Stated problem
Copy nothing but the text: repeat each entry exactly and drop the images.

Records shown
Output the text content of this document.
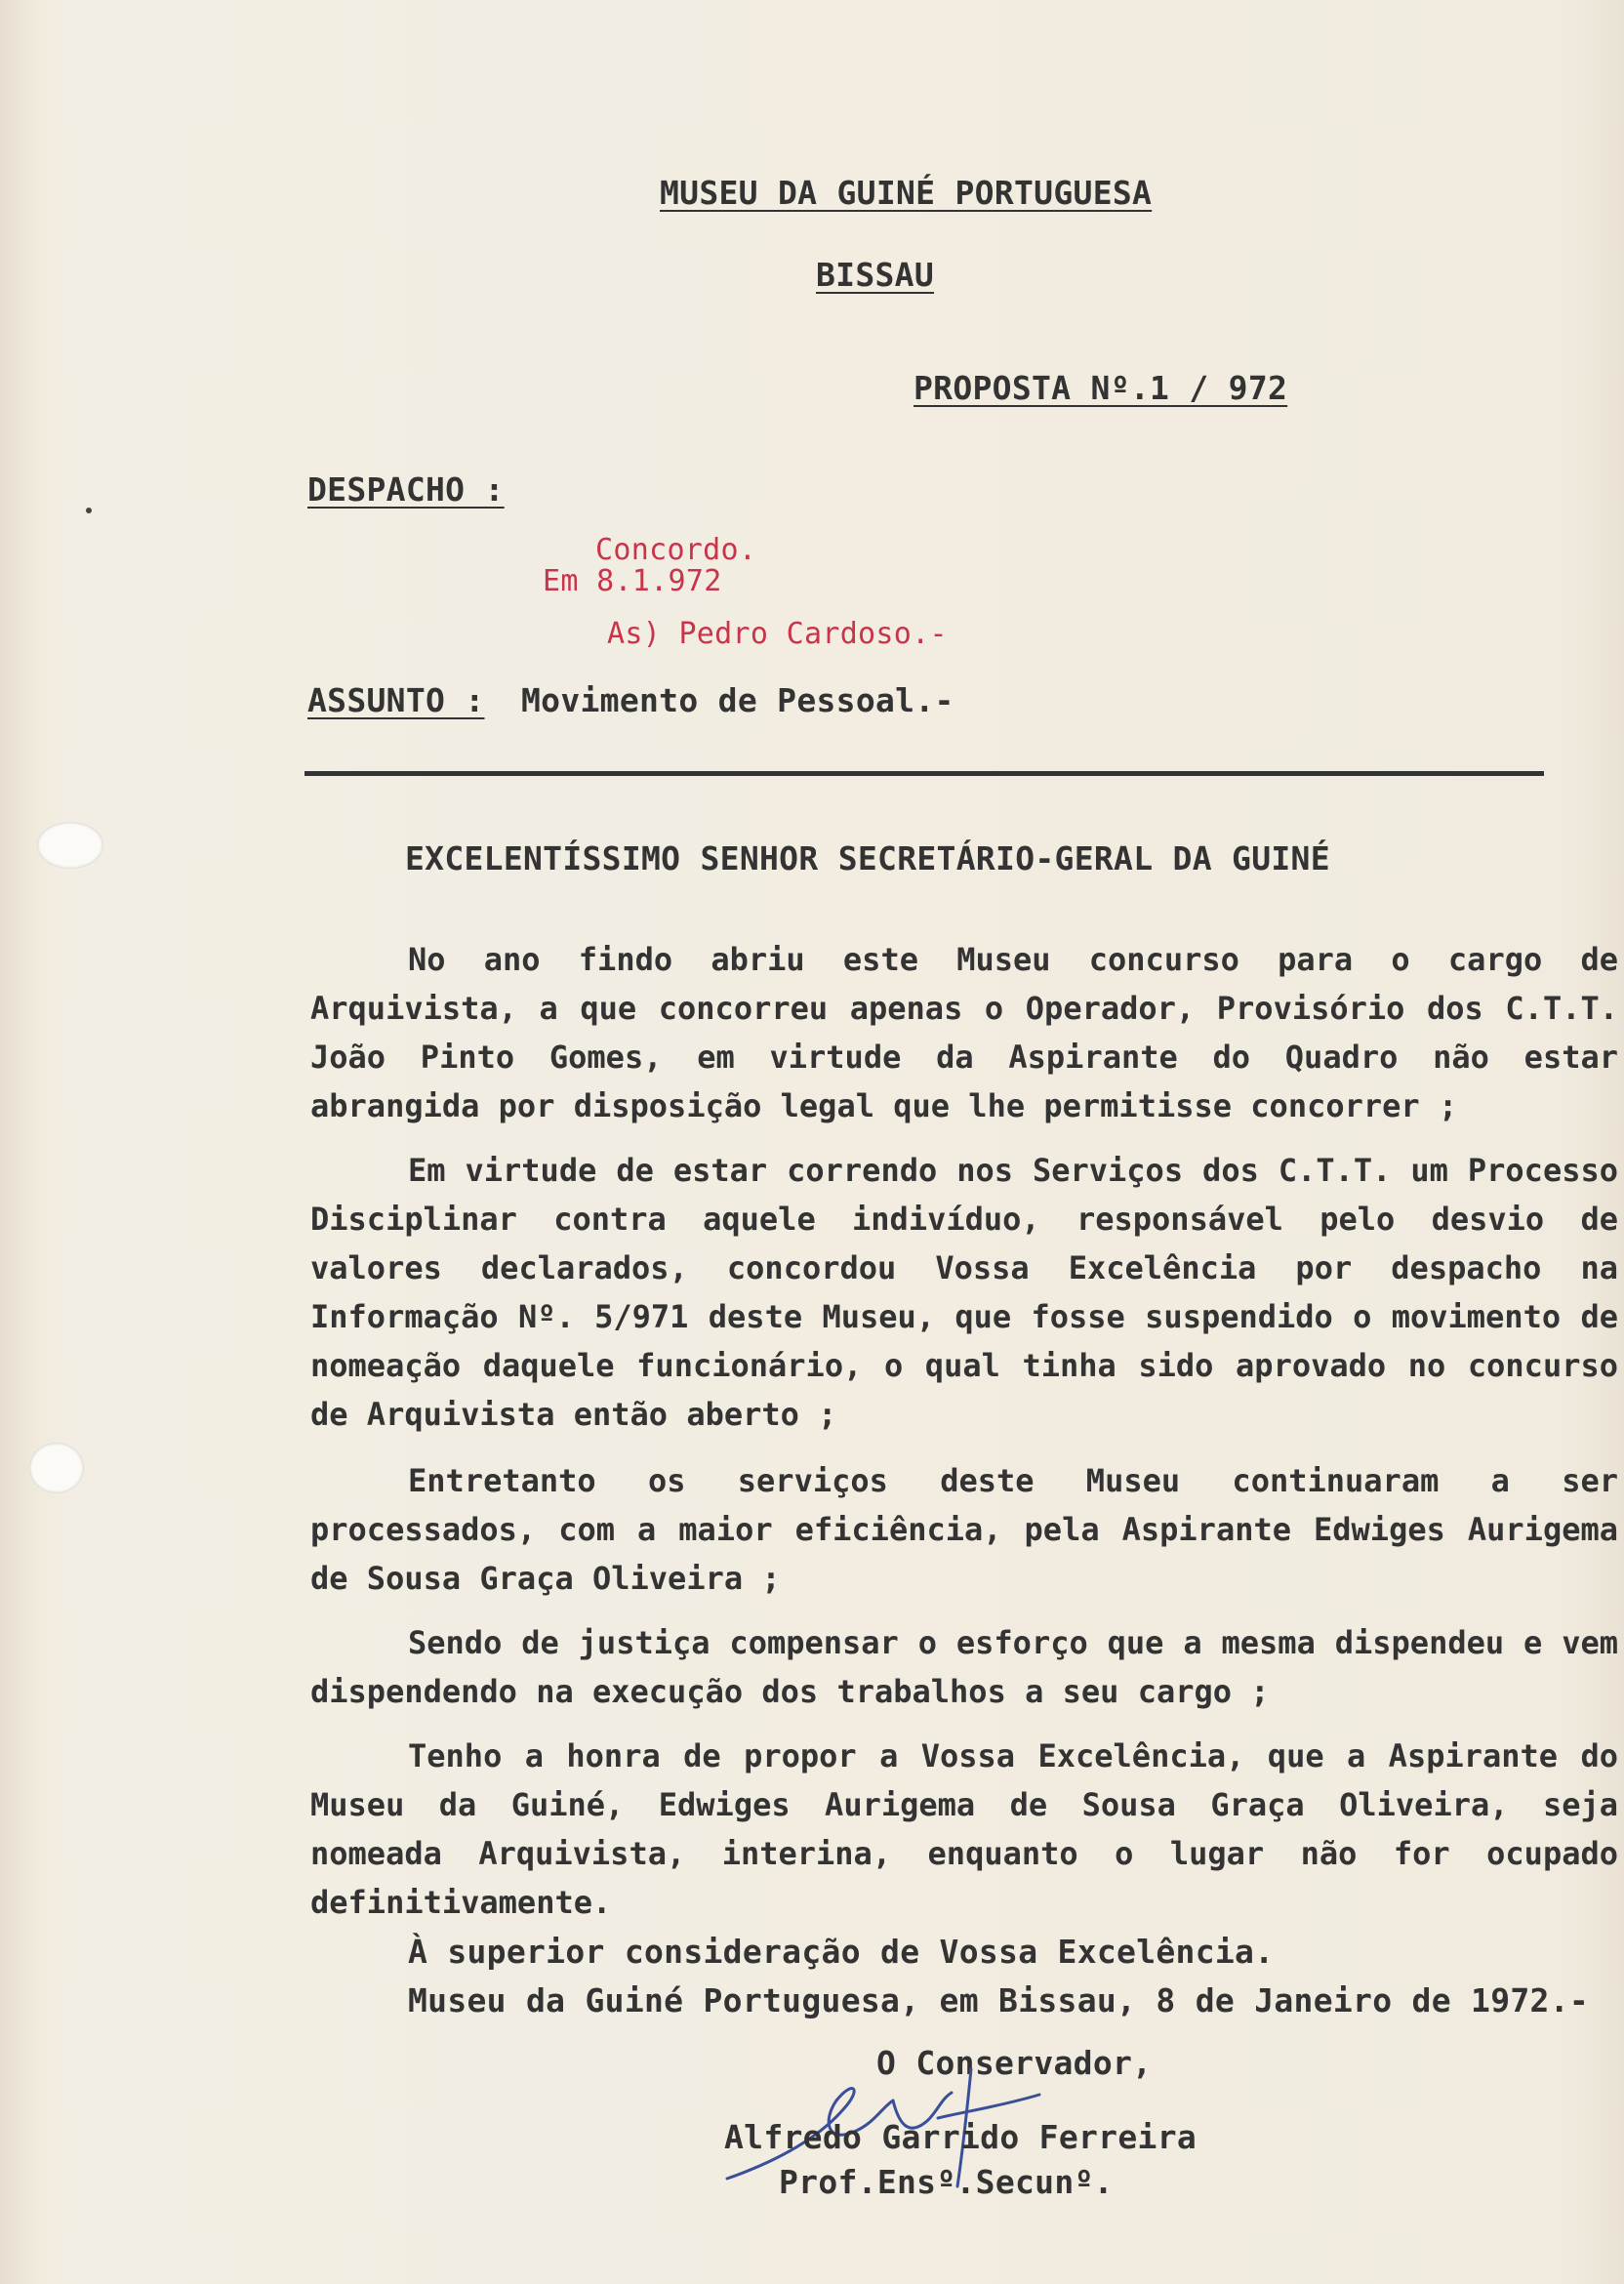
MUSEU DA GUINÉ PORTUGUESA
BISSAU
PROPOSTA Nº.1 / 972
DESPACHO :
Concordo.
Em 8.1.972
As) Pedro Cardoso.-
ASSUNTO : Movimento de Pessoal.-
EXCELENTÍSSIMO SENHOR SECRETÁRIO-GERAL DA GUINÉ

No ano findo abriu este Museu concurso para o cargo de Arquivista, a que concorreu apenas o Operador, Provisório dos C.T.T. João Pinto Gomes, em virtude da Aspirante do Quadro não estar abrangida por disposição legal que lhe permitisse concorrer ;

Em virtude de estar correndo nos Serviços dos C.T.T. um Processo Disciplinar contra aquele indivíduo, responsável pelo desvio de valores declarados, concordou Vossa Excelência por despacho na Informação Nº. 5/971 deste Museu, que fosse suspendido o movimento de nomeação daquele funcionário, o qual tinha sido aprovado no concurso de Arquivista então aberto ;

Entretanto os serviços deste Museu continuaram a ser processados, com a maior eficiência, pela Aspirante Edwiges Aurigema de Sousa Graça Oliveira ;

Sendo de justiça compensar o esforço que a mesma dispendeu e vem dispendendo na execução dos trabalhos a seu cargo ;

Tenho a honra de propor a Vossa Excelência, que a Aspirante do Museu da Guiné, Edwiges Aurigema de Sousa Graça Oliveira, seja nomeada Arquivista, interina, enquanto o lugar não for ocupado definitivamente.

À superior consideração de Vossa Excelência.
Museu da Guiné Portuguesa, em Bissau, 8 de Janeiro de 1972.-
O Conservador,
Alfredo Garrido Ferreira
Prof.Ensº.Secunº.
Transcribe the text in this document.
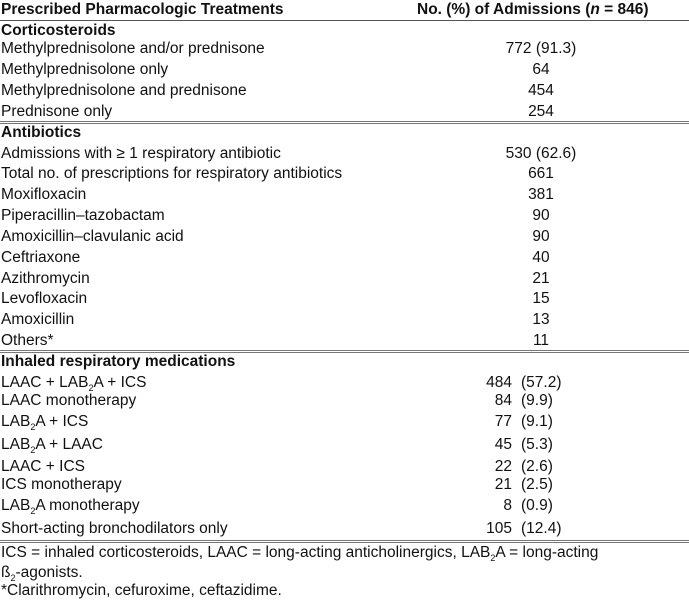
Prescribed Pharmacologic Treatments	No. (%) of Admissions (n = 846)
Corticosteroids
Methylprednisolone and/or prednisone	772 (91.3)
Methylprednisolone only	64
Methylprednisolone and prednisone	454
Prednisone only	254
Antibiotics
Admissions with ≥ 1 respiratory antibiotic	530 (62.6)
Total no. of prescriptions for respiratory antibiotics	661
Moxifloxacin	381
Piperacillin–tazobactam	90
Amoxicillin–clavulanic acid	90
Ceftriaxone	40
Azithromycin	21
Levofloxacin	15
Amoxicillin	13
Others*	11
Inhaled respiratory medications
LAAC + $LAB_2A$ + ICS	484 (57.2)
LAAC monotherapy	84 (9.9)
$LAB_2A$ + ICS	77 (9.1)
$LAB_2A$ + LAAC	45 (5.3)
LAAC + ICS	22 (2.6)
ICS monotherapy	21 (2.5)
$LAB_2A$ monotherapy	8 (0.9)
Short-acting bronchodilators only	105 (12.4)
ICS = inhaled corticosteroids, LAAC = long-acting anticholinergics, $LAB_2A$ = long-acting
$ß_2$-agonists.
*Clarithromycin, cefuroxime, ceftazidime.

Written response
Output the text content of this document.
MUSEU DA GUINÉ PORTUGUESA
BISSAU
PROPOSTA Nº.1 / 972
DESPACHO :
Concordo.
Em 8.1.972
As) Pedro Cardoso.-
ASSUNTO : Movimento de Pessoal.-
EXCELENTÍSSIMO SENHOR SECRETÁRIO-GERAL DA GUINÉ

No ano findo abriu este Museu concurso para o cargo de Arquivista, a que concorreu apenas o Operador, Provisório dos C.T.T. João Pinto Gomes, em virtude da Aspirante do Quadro não estar abrangida por disposição legal que lhe permitisse concorrer ;

Em virtude de estar correndo nos Serviços dos C.T.T. um Processo Disciplinar contra aquele indivíduo, responsável pelo desvio de valores declarados, concordou Vossa Excelência por despacho na Informação Nº. 5/971 deste Museu, que fosse suspendido o movimento de nomeação daquele funcionário, o qual tinha sido aprovado no concurso de Arquivista então aberto ;

Entretanto os serviços deste Museu continuaram a ser processados, com a maior eficiência, pela Aspirante Edwiges Aurigema de Sousa Graça Oliveira ;

Sendo de justiça compensar o esforço que a mesma dispendeu e vem dispendendo na execução dos trabalhos a seu cargo ;

Tenho a honra de propor a Vossa Excelência, que a Aspirante do Museu da Guiné, Edwiges Aurigema de Sousa Graça Oliveira, seja nomeada Arquivista, interina, enquanto o lugar não for ocupado definitivamente.

À superior consideração de Vossa Excelência.
Museu da Guiné Portuguesa, em Bissau, 8 de Janeiro de 1972.-
O Conservador,
Alfredo Garrido Ferreira
Prof.Ensº.Secunº.
Transcribe the text in this document.
Prescribed Pharmacologic Treatments	No. (%) of Admissions (n = 846)
Corticosteroids
Methylprednisolone and/or prednisone	772 (91.3)
Methylprednisolone only	64
Methylprednisolone and prednisone	454
Prednisone only	254
Antibiotics
Admissions with ≥ 1 respiratory antibiotic	530 (62.6)
Total no. of prescriptions for respiratory antibiotics	661
Moxifloxacin	381
Piperacillin–tazobactam	90
Amoxicillin–clavulanic acid	90
Ceftriaxone	40
Azithromycin	21
Levofloxacin	15
Amoxicillin	13
Others*	11
Inhaled respiratory medications
LAAC + $LAB_2A$ + ICS	484 (57.2)
LAAC monotherapy	84 (9.9)
$LAB_2A$ + ICS	77 (9.1)
$LAB_2A$ + LAAC	45 (5.3)
LAAC + ICS	22 (2.6)
ICS monotherapy	21 (2.5)
$LAB_2A$ monotherapy	8 (0.9)
Short-acting bronchodilators only	105 (12.4)
ICS = inhaled corticosteroids, LAAC = long-acting anticholinergics, $LAB_2A$ = long-acting
$ß_2$-agonists.
*Clarithromycin, cefuroxime, ceftazidime.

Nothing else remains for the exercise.